Extracts from a graphics dataset
--- --- ---
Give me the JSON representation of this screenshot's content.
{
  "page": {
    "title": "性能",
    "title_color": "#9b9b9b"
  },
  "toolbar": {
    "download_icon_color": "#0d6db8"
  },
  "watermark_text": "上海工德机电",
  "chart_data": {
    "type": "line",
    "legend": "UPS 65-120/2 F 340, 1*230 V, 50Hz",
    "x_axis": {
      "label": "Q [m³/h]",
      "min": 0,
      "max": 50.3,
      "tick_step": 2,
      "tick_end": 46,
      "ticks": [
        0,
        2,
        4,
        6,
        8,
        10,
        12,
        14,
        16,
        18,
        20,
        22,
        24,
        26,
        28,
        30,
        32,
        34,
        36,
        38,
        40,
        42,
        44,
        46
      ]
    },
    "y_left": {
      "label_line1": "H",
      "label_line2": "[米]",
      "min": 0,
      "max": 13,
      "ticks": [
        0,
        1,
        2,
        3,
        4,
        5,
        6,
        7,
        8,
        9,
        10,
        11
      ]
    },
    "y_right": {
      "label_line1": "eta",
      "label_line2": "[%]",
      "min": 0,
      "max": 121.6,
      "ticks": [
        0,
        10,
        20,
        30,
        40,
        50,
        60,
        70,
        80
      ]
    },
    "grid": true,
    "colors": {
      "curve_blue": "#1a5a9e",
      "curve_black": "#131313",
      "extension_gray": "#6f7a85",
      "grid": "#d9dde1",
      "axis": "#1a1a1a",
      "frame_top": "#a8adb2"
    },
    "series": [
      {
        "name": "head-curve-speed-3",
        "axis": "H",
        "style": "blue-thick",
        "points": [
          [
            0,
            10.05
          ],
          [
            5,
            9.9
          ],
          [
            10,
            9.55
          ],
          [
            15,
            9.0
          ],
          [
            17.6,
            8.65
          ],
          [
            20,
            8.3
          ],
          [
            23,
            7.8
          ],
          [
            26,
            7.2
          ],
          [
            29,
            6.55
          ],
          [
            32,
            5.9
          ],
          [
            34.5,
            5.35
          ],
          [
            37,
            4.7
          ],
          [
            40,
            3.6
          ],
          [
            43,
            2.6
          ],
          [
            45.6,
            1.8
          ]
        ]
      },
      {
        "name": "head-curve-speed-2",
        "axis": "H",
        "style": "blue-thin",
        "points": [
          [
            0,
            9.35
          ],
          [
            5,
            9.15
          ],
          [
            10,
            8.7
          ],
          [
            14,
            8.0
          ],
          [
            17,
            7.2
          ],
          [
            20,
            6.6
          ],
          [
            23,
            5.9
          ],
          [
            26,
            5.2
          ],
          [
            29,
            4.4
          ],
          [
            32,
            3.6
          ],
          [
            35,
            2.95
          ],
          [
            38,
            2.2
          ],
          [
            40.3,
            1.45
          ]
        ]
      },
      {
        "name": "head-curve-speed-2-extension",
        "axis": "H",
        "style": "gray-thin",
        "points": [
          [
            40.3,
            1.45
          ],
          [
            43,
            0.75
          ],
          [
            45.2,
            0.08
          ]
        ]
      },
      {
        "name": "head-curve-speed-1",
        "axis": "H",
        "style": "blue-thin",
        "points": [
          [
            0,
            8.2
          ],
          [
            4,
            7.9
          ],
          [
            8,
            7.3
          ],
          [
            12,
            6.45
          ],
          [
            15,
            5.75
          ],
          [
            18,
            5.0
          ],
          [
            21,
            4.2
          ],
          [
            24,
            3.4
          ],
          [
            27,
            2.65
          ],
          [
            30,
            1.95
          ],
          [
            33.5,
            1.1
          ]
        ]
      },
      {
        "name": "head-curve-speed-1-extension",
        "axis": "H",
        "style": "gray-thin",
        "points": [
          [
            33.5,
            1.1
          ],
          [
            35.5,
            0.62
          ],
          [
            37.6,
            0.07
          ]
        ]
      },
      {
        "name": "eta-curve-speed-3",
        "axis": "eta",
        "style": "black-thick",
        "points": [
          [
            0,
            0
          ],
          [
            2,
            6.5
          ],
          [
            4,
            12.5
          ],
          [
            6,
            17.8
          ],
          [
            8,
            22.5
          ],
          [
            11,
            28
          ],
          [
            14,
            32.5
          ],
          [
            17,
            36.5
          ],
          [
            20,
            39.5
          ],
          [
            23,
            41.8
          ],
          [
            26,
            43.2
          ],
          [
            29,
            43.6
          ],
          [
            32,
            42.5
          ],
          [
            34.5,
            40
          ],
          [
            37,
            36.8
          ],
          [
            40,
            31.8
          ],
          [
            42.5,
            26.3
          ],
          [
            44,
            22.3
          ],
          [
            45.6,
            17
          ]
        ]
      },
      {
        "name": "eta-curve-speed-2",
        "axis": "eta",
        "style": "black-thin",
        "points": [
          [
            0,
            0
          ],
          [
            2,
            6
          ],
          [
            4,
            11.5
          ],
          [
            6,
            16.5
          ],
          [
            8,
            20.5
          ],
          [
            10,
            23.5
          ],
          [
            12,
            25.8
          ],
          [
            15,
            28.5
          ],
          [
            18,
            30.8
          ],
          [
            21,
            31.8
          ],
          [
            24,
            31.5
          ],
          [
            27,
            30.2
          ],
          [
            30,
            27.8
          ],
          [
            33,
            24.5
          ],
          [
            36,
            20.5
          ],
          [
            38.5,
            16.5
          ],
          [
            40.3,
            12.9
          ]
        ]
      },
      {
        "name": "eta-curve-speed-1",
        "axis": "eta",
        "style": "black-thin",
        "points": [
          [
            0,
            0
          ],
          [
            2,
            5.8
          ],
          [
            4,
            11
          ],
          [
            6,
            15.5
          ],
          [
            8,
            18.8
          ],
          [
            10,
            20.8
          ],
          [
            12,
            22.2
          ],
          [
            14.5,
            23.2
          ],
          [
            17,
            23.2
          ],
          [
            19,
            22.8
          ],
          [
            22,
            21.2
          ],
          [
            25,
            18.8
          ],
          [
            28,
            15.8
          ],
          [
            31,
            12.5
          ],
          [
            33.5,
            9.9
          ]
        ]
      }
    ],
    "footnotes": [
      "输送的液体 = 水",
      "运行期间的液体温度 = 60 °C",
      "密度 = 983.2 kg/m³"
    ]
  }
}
--- --- ---
## DIRECTIONS
Return the entries above exactly, each one complete.

## REPLY
Give me the JSON representation of this screenshot's content.
{
  "page": {
    "title": "性能",
    "title_color": "#9b9b9b"
  },
  "toolbar": {
    "download_icon_color": "#0d6db8"
  },
  "watermark_text": "上海工德机电",
  "chart_data": {
    "type": "line",
    "legend": "UPS 65-120/2 F 340, 1*230 V, 50Hz",
    "x_axis": {
      "label": "Q [m³/h]",
      "min": 0,
      "max": 50.3,
      "tick_step": 2,
      "tick_end": 46,
      "ticks": [
        0,
        2,
        4,
        6,
        8,
        10,
        12,
        14,
        16,
        18,
        20,
        22,
        24,
        26,
        28,
        30,
        32,
        34,
        36,
        38,
        40,
        42,
        44,
        46
      ]
    },
    "y_left": {
      "label_line1": "H",
      "label_line2": "[米]",
      "min": 0,
      "max": 13,
      "ticks": [
        0,
        1,
        2,
        3,
        4,
        5,
        6,
        7,
        8,
        9,
        10,
        11
      ]
    },
    "y_right": {
      "label_line1": "eta",
      "label_line2": "[%]",
      "min": 0,
      "max": 121.6,
      "ticks": [
        0,
        10,
        20,
        30,
        40,
        50,
        60,
        70,
        80
      ]
    },
    "grid": true,
    "colors": {
      "curve_blue": "#1a5a9e",
      "curve_black": "#131313",
      "extension_gray": "#6f7a85",
      "grid": "#d9dde1",
      "axis": "#1a1a1a",
      "frame_top": "#a8adb2"
    },
    "series": [
      {
        "name": "head-curve-speed-3",
        "axis": "H",
        "style": "blue-thick",
        "points": [
          [
            0,
            10.05
          ],
          [
            5,
            9.9
          ],
          [
            10,
            9.55
          ],
          [
            15,
            9.0
          ],
          [
            17.6,
            8.65
          ],
          [
            20,
            8.3
          ],
          [
            23,
            7.8
          ],
          [
            26,
            7.2
          ],
          [
            29,
            6.55
          ],
          [
            32,
            5.9
          ],
          [
            34.5,
            5.35
          ],
          [
            37,
            4.7
          ],
          [
            40,
            3.6
          ],
          [
            43,
            2.6
          ],
          [
            45.6,
            1.8
          ]
        ]
      },
      {
        "name": "head-curve-speed-2",
        "axis": "H",
        "style": "blue-thin",
        "points": [
          [
            0,
            9.35
          ],
          [
            5,
            9.15
          ],
          [
            10,
            8.7
          ],
          [
            14,
            8.0
          ],
          [
            17,
            7.2
          ],
          [
            20,
            6.6
          ],
          [
            23,
            5.9
          ],
          [
            26,
            5.2
          ],
          [
            29,
            4.4
          ],
          [
            32,
            3.6
          ],
          [
            35,
            2.95
          ],
          [
            38,
            2.2
          ],
          [
            40.3,
            1.45
          ]
        ]
      },
      {
        "name": "head-curve-speed-2-extension",
        "axis": "H",
        "style": "gray-thin",
        "points": [
          [
            40.3,
            1.45
          ],
          [
            43,
            0.75
          ],
          [
            45.2,
            0.08
          ]
        ]
      },
      {
        "name": "head-curve-speed-1",
        "axis": "H",
        "style": "blue-thin",
        "points": [
          [
            0,
            8.2
          ],
          [
            4,
            7.9
          ],
          [
            8,
            7.3
          ],
          [
            12,
            6.45
          ],
          [
            15,
            5.75
          ],
          [
            18,
            5.0
          ],
          [
            21,
            4.2
          ],
          [
            24,
            3.4
          ],
          [
            27,
            2.65
          ],
          [
            30,
            1.95
          ],
          [
            33.5,
            1.1
          ]
        ]
      },
      {
        "name": "head-curve-speed-1-extension",
        "axis": "H",
        "style": "gray-thin",
        "points": [
          [
            33.5,
            1.1
          ],
          [
            35.5,
            0.62
          ],
          [
            37.6,
            0.07
          ]
        ]
      },
      {
        "name": "eta-curve-speed-3",
        "axis": "eta",
        "style": "black-thick",
        "points": [
          [
            0,
            0
          ],
          [
            2,
            6.5
          ],
          [
            4,
            12.5
          ],
          [
            6,
            17.8
          ],
          [
            8,
            22.5
          ],
          [
            11,
            28
          ],
          [
            14,
            32.5
          ],
          [
            17,
            36.5
          ],
          [
            20,
            39.5
          ],
          [
            23,
            41.8
          ],
          [
            26,
            43.2
          ],
          [
            29,
            43.6
          ],
          [
            32,
            42.5
          ],
          [
            34.5,
            40
          ],
          [
            37,
            36.8
          ],
          [
            40,
            31.8
          ],
          [
            42.5,
            26.3
          ],
          [
            44,
            22.3
          ],
          [
            45.6,
            17
          ]
        ]
      },
      {
        "name": "eta-curve-speed-2",
        "axis": "eta",
        "style": "black-thin",
        "points": [
          [
            0,
            0
          ],
          [
            2,
            6
          ],
          [
            4,
            11.5
          ],
          [
            6,
            16.5
          ],
          [
            8,
            20.5
          ],
          [
            10,
            23.5
          ],
          [
            12,
            25.8
          ],
          [
            15,
            28.5
          ],
          [
            18,
            30.8
          ],
          [
            21,
            31.8
          ],
          [
            24,
            31.5
          ],
          [
            27,
            30.2
          ],
          [
            30,
            27.8
          ],
          [
            33,
            24.5
          ],
          [
            36,
            20.5
          ],
          [
            38.5,
            16.5
          ],
          [
            40.3,
            12.9
          ]
        ]
      },
      {
        "name": "eta-curve-speed-1",
        "axis": "eta",
        "style": "black-thin",
        "points": [
          [
            0,
            0
          ],
          [
            2,
            5.8
          ],
          [
            4,
            11
          ],
          [
            6,
            15.5
          ],
          [
            8,
            18.8
          ],
          [
            10,
            20.8
          ],
          [
            12,
            22.2
          ],
          [
            14.5,
            23.2
          ],
          [
            17,
            23.2
          ],
          [
            19,
            22.8
          ],
          [
            22,
            21.2
          ],
          [
            25,
            18.8
          ],
          [
            28,
            15.8
          ],
          [
            31,
            12.5
          ],
          [
            33.5,
            9.9
          ]
        ]
      }
    ],
    "footnotes": [
      "输送的液体 = 水",
      "运行期间的液体温度 = 60 °C",
      "密度 = 983.2 kg/m³"
    ]
  }
}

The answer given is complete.